[Collection entries]
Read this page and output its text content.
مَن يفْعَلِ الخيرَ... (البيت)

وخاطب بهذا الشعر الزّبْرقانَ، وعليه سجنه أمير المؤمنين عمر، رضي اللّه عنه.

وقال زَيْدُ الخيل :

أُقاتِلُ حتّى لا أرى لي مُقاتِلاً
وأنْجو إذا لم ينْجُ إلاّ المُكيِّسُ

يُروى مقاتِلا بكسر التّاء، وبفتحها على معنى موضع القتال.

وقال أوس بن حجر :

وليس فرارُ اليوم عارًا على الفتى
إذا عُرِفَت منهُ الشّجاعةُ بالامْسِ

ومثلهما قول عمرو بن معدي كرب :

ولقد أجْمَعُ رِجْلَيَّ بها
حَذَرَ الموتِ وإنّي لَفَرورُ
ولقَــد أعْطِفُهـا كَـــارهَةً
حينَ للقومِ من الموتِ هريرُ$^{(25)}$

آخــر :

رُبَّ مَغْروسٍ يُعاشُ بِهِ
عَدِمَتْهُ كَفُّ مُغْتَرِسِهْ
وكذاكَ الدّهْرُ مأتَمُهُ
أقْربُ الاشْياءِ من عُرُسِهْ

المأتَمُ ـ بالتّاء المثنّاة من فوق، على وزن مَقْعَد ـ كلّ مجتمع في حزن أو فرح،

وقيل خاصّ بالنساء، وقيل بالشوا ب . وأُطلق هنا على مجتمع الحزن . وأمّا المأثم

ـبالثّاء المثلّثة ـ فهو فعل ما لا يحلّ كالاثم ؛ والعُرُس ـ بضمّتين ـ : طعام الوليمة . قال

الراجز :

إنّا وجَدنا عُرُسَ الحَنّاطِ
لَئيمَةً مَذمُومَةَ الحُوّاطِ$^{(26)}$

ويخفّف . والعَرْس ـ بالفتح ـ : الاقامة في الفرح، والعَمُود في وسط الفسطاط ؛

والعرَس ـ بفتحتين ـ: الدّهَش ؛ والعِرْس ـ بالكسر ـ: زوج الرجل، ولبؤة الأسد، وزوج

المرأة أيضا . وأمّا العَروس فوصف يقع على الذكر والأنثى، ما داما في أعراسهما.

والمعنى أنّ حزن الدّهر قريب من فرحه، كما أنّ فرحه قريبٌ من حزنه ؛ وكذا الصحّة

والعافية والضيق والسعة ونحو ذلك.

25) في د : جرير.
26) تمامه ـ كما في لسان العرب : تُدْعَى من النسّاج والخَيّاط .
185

__Requirements__: List each line of the entries that holds the string "مجتمع".

__Response__:
المأتَمُ ـ بالتّاء المثنّاة من فوق، على وزن مَقْعَد ـ كلّ مجتمع في حزن أو فرح،
وقيل خاصّ بالنساء، وقيل بالشوا ب . وأُطلق هنا على مجتمع الحزن . وأمّا المأثم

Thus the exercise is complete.